» Task prompt
Quote all entries in full, exactly.

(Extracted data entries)
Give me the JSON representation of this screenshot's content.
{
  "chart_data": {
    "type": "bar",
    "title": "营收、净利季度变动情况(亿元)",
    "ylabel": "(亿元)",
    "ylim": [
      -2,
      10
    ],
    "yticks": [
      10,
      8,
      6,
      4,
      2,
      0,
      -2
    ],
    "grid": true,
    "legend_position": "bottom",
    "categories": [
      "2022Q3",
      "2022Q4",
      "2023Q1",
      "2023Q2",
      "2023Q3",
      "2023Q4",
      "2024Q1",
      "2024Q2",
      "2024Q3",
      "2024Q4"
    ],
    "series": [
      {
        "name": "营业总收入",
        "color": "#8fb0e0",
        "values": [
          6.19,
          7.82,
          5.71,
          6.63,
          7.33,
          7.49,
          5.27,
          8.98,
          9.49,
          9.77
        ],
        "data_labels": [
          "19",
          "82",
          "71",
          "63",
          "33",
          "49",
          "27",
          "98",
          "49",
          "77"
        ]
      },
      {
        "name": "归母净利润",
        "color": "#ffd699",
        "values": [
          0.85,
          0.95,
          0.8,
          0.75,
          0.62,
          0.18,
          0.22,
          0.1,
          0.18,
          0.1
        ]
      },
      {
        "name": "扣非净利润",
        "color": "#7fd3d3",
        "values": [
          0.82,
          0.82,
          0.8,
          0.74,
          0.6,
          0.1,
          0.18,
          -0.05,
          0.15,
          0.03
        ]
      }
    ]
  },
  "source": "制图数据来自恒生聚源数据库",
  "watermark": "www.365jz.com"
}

» Task output
Give me the JSON representation of this screenshot's content.
{
  "chart_data": {
    "type": "bar",
    "title": "营收、净利季度变动情况(亿元)",
    "ylabel": "(亿元)",
    "ylim": [
      -2,
      10
    ],
    "yticks": [
      10,
      8,
      6,
      4,
      2,
      0,
      -2
    ],
    "grid": true,
    "legend_position": "bottom",
    "categories": [
      "2022Q3",
      "2022Q4",
      "2023Q1",
      "2023Q2",
      "2023Q3",
      "2023Q4",
      "2024Q1",
      "2024Q2",
      "2024Q3",
      "2024Q4"
    ],
    "series": [
      {
        "name": "营业总收入",
        "color": "#8fb0e0",
        "values": [
          6.19,
          7.82,
          5.71,
          6.63,
          7.33,
          7.49,
          5.27,
          8.98,
          9.49,
          9.77
        ],
        "data_labels": [
          "19",
          "82",
          "71",
          "63",
          "33",
          "49",
          "27",
          "98",
          "49",
          "77"
        ]
      },
      {
        "name": "归母净利润",
        "color": "#ffd699",
        "values": [
          0.85,
          0.95,
          0.8,
          0.75,
          0.62,
          0.18,
          0.22,
          0.1,
          0.18,
          0.1
        ]
      },
      {
        "name": "扣非净利润",
        "color": "#7fd3d3",
        "values": [
          0.82,
          0.82,
          0.8,
          0.74,
          0.6,
          0.1,
          0.18,
          -0.05,
          0.15,
          0.03
        ]
      }
    ]
  },
  "source": "制图数据来自恒生聚源数据库",
  "watermark": "www.365jz.com"
}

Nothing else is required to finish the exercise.